• **Records for this task**:
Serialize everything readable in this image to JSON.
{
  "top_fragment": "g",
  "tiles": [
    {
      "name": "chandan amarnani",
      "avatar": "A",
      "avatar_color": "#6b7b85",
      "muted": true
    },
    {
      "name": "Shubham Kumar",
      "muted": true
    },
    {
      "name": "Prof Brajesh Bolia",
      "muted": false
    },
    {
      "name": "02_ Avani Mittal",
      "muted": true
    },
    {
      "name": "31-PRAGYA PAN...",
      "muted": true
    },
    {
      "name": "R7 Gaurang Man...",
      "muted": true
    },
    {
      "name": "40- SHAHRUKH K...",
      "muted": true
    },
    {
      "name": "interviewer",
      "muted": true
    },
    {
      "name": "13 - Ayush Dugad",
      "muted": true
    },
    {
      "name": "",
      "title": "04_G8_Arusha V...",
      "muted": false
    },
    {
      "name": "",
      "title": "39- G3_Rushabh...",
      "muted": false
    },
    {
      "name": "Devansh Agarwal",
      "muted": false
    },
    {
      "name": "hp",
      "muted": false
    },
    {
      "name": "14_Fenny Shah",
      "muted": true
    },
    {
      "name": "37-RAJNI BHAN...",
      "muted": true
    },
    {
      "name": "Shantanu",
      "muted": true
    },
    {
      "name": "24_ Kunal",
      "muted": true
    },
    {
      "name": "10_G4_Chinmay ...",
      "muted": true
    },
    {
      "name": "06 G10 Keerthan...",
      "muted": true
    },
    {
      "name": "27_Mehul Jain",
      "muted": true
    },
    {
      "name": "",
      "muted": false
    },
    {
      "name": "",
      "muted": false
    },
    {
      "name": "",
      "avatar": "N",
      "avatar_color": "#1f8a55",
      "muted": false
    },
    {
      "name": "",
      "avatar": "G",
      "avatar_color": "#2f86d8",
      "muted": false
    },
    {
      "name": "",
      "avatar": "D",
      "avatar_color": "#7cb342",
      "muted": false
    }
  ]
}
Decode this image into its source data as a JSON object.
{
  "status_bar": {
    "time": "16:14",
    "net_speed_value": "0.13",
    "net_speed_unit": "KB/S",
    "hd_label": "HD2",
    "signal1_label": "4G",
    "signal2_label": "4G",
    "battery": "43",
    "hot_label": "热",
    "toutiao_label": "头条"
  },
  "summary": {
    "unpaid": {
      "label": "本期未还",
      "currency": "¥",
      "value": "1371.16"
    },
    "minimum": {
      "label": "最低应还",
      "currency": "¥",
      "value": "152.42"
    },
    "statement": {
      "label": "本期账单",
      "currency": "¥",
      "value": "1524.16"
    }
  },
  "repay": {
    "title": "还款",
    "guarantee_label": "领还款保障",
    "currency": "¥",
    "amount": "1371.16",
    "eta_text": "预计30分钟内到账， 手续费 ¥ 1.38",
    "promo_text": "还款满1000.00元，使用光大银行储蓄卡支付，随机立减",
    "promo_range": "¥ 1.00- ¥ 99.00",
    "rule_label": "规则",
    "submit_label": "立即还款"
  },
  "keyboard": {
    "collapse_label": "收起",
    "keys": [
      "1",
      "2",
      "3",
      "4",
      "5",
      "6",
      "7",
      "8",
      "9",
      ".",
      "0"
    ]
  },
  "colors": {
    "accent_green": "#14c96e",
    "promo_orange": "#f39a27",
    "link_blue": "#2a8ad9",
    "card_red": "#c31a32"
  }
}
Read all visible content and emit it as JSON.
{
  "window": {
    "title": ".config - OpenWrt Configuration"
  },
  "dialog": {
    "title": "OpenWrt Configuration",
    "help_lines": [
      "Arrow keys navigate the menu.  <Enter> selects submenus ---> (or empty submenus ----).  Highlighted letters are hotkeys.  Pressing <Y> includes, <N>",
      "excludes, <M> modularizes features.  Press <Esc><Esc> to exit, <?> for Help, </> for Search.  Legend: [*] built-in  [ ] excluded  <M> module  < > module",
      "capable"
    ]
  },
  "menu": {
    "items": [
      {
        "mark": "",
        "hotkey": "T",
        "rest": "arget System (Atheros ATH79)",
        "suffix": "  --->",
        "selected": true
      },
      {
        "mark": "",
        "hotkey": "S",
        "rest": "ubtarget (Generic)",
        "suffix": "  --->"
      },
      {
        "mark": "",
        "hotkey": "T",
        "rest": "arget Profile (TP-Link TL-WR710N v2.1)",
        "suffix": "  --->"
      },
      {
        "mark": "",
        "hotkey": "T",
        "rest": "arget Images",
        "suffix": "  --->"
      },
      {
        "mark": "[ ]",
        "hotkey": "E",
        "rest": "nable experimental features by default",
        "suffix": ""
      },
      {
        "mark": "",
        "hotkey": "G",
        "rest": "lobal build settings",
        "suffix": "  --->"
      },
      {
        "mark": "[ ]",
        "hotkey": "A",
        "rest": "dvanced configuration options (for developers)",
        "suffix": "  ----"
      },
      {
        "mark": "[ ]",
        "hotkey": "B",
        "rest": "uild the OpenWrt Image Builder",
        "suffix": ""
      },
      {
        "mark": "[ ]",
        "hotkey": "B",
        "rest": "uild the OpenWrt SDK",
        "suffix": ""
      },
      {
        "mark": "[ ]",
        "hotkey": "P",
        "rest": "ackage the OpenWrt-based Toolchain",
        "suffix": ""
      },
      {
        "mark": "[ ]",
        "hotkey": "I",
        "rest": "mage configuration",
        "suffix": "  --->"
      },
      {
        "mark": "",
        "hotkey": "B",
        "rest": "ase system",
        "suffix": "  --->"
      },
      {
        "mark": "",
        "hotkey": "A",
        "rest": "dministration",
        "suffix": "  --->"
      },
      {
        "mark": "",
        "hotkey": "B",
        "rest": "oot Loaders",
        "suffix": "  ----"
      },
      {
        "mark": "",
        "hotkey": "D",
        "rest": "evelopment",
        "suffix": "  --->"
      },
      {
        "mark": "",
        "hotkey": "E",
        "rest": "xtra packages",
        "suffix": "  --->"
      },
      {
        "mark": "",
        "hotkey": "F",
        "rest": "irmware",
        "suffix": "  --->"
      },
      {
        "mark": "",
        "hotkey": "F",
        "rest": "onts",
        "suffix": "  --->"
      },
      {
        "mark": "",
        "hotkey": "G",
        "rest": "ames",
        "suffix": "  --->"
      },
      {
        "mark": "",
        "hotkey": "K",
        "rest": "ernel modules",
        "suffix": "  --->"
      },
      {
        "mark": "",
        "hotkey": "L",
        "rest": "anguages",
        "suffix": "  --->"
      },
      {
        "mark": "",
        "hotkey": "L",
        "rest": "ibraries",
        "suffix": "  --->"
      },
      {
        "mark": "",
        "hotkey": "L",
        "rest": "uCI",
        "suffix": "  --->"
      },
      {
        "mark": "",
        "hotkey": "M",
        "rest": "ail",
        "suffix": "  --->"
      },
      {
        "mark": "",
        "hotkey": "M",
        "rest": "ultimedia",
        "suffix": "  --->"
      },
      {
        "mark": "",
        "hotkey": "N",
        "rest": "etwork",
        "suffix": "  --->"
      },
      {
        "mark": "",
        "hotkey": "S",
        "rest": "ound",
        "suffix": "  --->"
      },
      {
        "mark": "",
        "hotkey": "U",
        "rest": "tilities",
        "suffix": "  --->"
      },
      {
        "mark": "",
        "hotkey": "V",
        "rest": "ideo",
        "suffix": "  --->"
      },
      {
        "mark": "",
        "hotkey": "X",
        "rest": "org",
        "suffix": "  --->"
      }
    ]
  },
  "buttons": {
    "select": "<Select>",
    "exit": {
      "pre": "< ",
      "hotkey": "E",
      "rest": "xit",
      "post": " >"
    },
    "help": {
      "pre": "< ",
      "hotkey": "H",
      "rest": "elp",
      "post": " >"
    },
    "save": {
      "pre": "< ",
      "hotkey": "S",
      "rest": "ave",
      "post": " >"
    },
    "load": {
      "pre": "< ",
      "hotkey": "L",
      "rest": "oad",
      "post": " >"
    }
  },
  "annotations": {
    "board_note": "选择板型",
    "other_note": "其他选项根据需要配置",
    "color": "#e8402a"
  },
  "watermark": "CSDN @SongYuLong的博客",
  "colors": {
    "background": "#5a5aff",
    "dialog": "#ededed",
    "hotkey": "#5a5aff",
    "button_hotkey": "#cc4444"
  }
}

• **Brief**: State how many lines include the string "OpenWrt", and nothing more.

• **Answer to this task**: 5